Problem requirements -
Copy out each line of the material in which the word "отсутствие" appears.
[Provided data start]
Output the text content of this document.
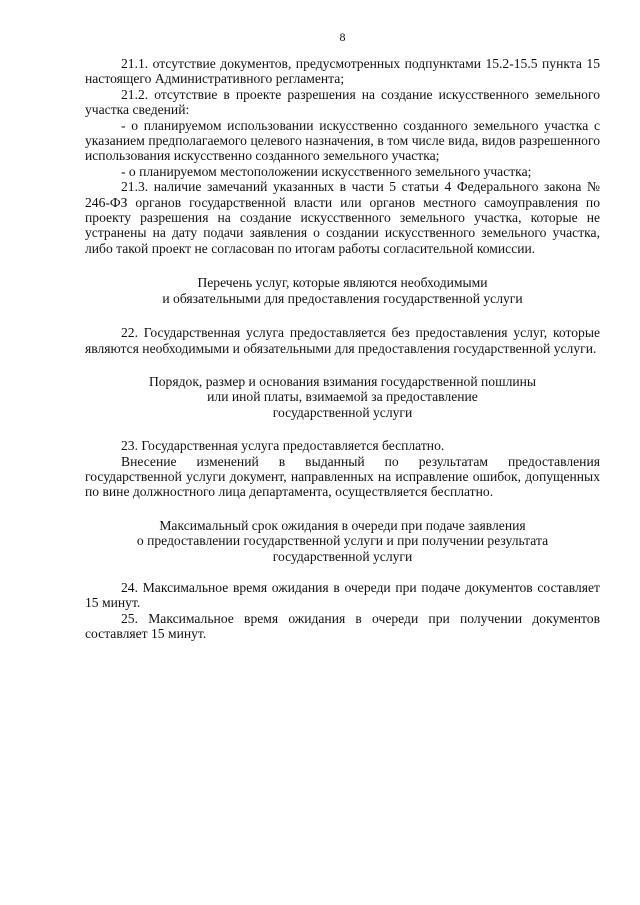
8

21.1. отсутствие документов, предусмотренных подпунктами 15.2-15.5 пункта 15 настоящего Административного регламента;

21.2. отсутствие в проекте разрешения на создание искусственного земельного участка сведений:

- о планируемом использовании искусственно созданного земельного участка с указанием предполагаемого целевого назначения, в том числе вида, видов разрешенного использования искусственно созданного земельного участка;

- о планируемом местоположении искусственного земельного участка;

21.3. наличие замечаний указанных в части 5 статьи 4 Федерального закона № 246-ФЗ органов государственной власти или органов местного самоуправления по проекту разрешения на создание искусственного земельного участка, которые не устранены на дату подачи заявления о создании искусственного земельного участка, либо такой проект не согласован по итогам работы согласительной комиссии.

Перечень услуг, которые являются необходимыми

и обязательными для предоставления государственной услуги

22. Государственная услуга предоставляется без предоставления услуг, которые являются необходимыми и обязательными для предоставления государственной услуги.

Порядок, размер и основания взимания государственной пошлины

или иной платы, взимаемой за предоставление

государственной услуги

23. Государственная услуга предоставляется бесплатно.

Внесение изменений в выданный по результатам предоставления государственной услуги документ, направленных на исправление ошибок, допущенных по вине должностного лица департамента, осуществляется бесплатно.

Максимальный срок ожидания в очереди при подаче заявления

о предоставлении государственной услуги и при получении результата

государственной услуги

24. Максимальное время ожидания в очереди при подаче документов составляет 15 минут.

25. Максимальное время ожидания в очереди при получении документов составляет 15 минут.
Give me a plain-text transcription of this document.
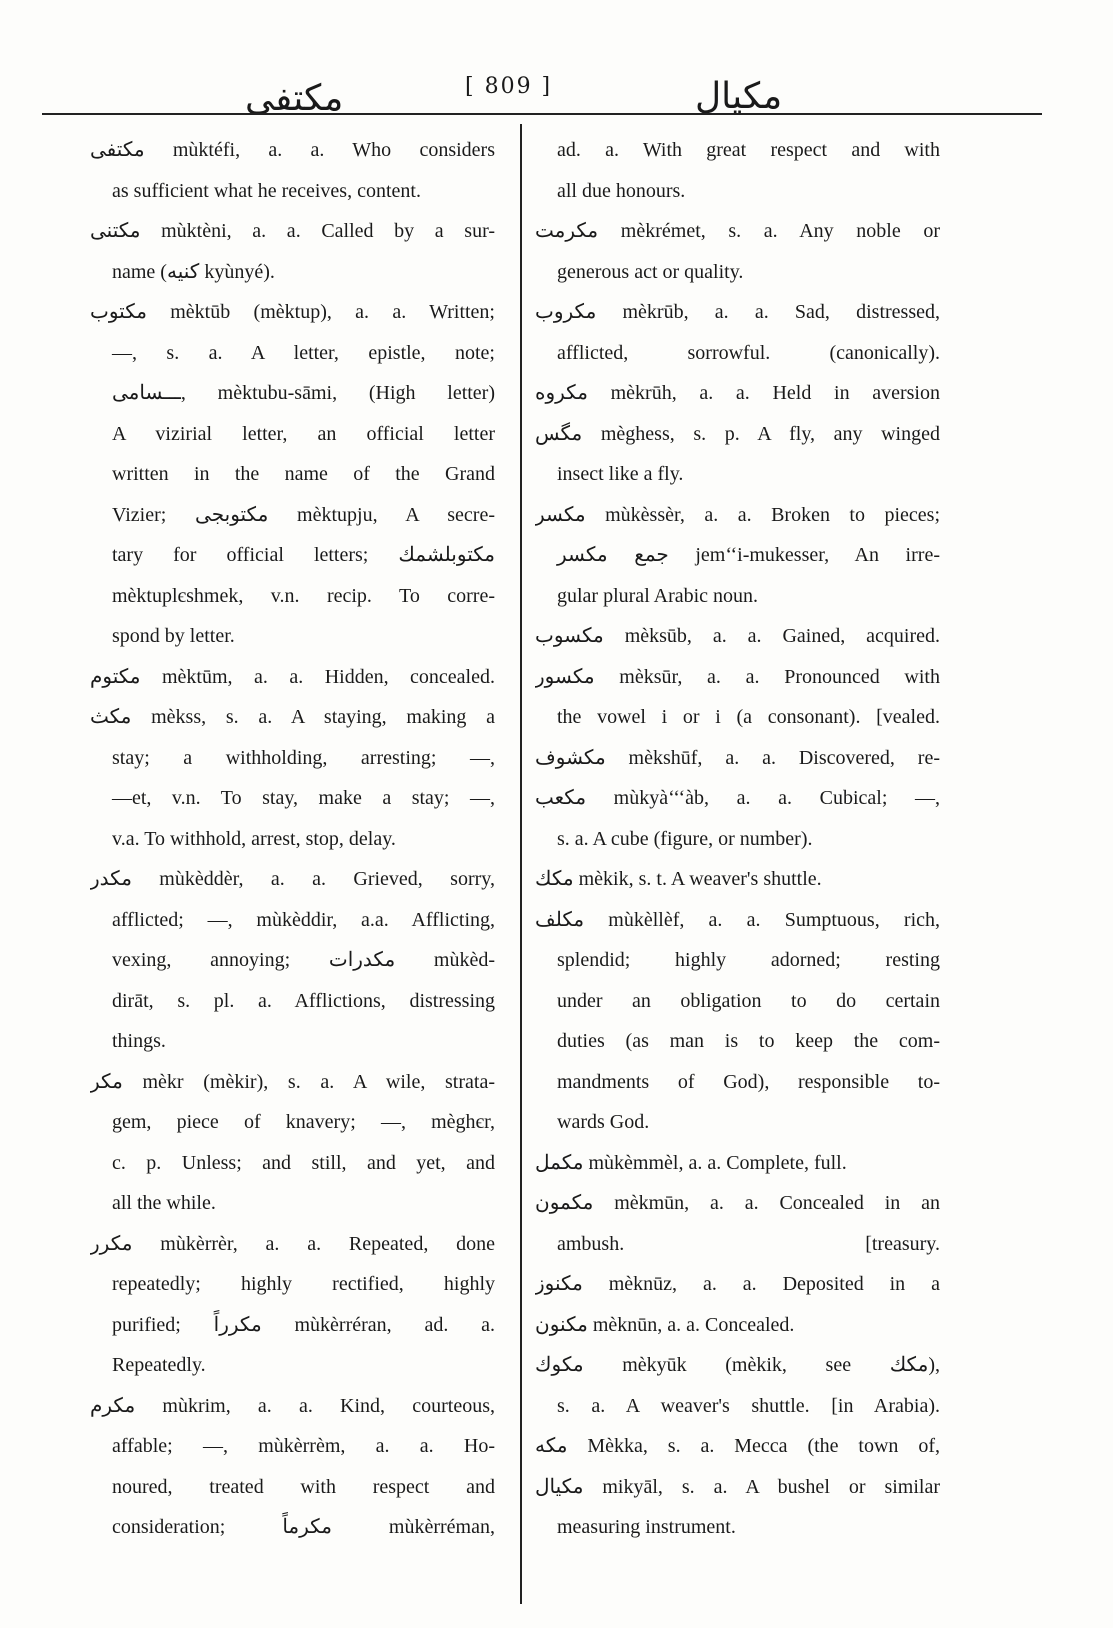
مکتفی	[ 809 ]	مکیال
مکتفی mùktéfi, a. a. Who considers
as sufficient what he receives, content.
مکتنی mùktèni, a. a. Called by a sur-
name (کنیه kyùnyé).
مکتوب mèktūb (mèktup), a. a. Written;
—, s. a. A letter, epistle, note;
ـــسامی, mèktubu-sāmi, (High letter)
A vizirial letter, an official letter
written in the name of the Grand
Vizier; مکتوبجی mèktupju, A secre-
tary for official letters; مکتوبلشمك
mèktuplєshmek, v.n. recip. To corre-
spond by letter.
مکتوم mèktūm, a. a. Hidden, concealed.
مکث mèkss, s. a. A staying, making a
stay; a withholding, arresting; —,
—et, v.n. To stay, make a stay; —,
v.a. To withhold, arrest, stop, delay.
مکدر mùkèddèr, a. a. Grieved, sorry,
afflicted; —, mùkèddir, a.a. Afflicting,
vexing, annoying; مکدرات mùkèd-
dirāt, s. pl. a. Afflictions, distressing
things.
مکر mèkr (mèkir), s. a. A wile, strata-
gem, piece of knavery; —, mèghєr,
c. p. Unless; and still, and yet, and
all the while.
مکرر mùkèrrèr, a. a. Repeated, done
repeatedly; highly rectified, highly
purified; مکرراً mùkèrréran, ad. a.
Repeatedly.
مکرم mùkrim, a. a. Kind, courteous,
affable; —, mùkèrrèm, a. a. Ho-
noured, treated with respect and
consideration; مکرماً mùkèrréman,
ad. a. With great respect and with
all due honours.
مکرمت mèkrémet, s. a. Any noble or
generous act or quality.
مکروب mèkrūb, a. a. Sad, distressed,
afflicted, sorrowful. (canonically).
مکروه mèkrūh, a. a. Held in aversion
مگس mèghess, s. p. A fly, any winged
insect like a fly.
مکسر mùkèssèr, a. a. Broken to pieces;
جمع مکسر jem‘‘i-mukesser, An irre-
gular plural Arabic noun.
مکسوب mèksūb, a. a. Gained, acquired.
مکسور mèksūr, a. a. Pronounced with
the vowel i or i (a consonant). [vealed.
مکشوف mèkshūf, a. a. Discovered, re-
مکعب mùkyà‘‘‘àb, a. a. Cubical; —,
s. a. A cube (figure, or number).
مکك mèkik, s. t. A weaver's shuttle.
مکلف mùkèllèf, a. a. Sumptuous, rich,
splendid; highly adorned; resting
under an obligation to do certain
duties (as man is to keep the com-
mandments of God), responsible to-
wards God.
مکمل mùkèmmèl, a. a. Complete, full.
مکمون mèkmūn, a. a. Concealed in an
ambush. [treasury.
مکنوز mèknūz, a. a. Deposited in a
مکنون mèknūn, a. a. Concealed.
مکوك mèkyūk (mèkik, see مکك),
s. a. A weaver's shuttle. [in Arabia).
مکه Mèkka, s. a. Mecca (the town of,
مکیال mikyāl, s. a. A bushel or similar
measuring instrument.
[Provided data end]
Solution -
21.1. отсутствие документов, предусмотренных подпунктами 15.2-15.5 пункта 15 настоящего Административного регламента;
21.2. отсутствие в проекте разрешения на создание искусственного земельного участка сведений:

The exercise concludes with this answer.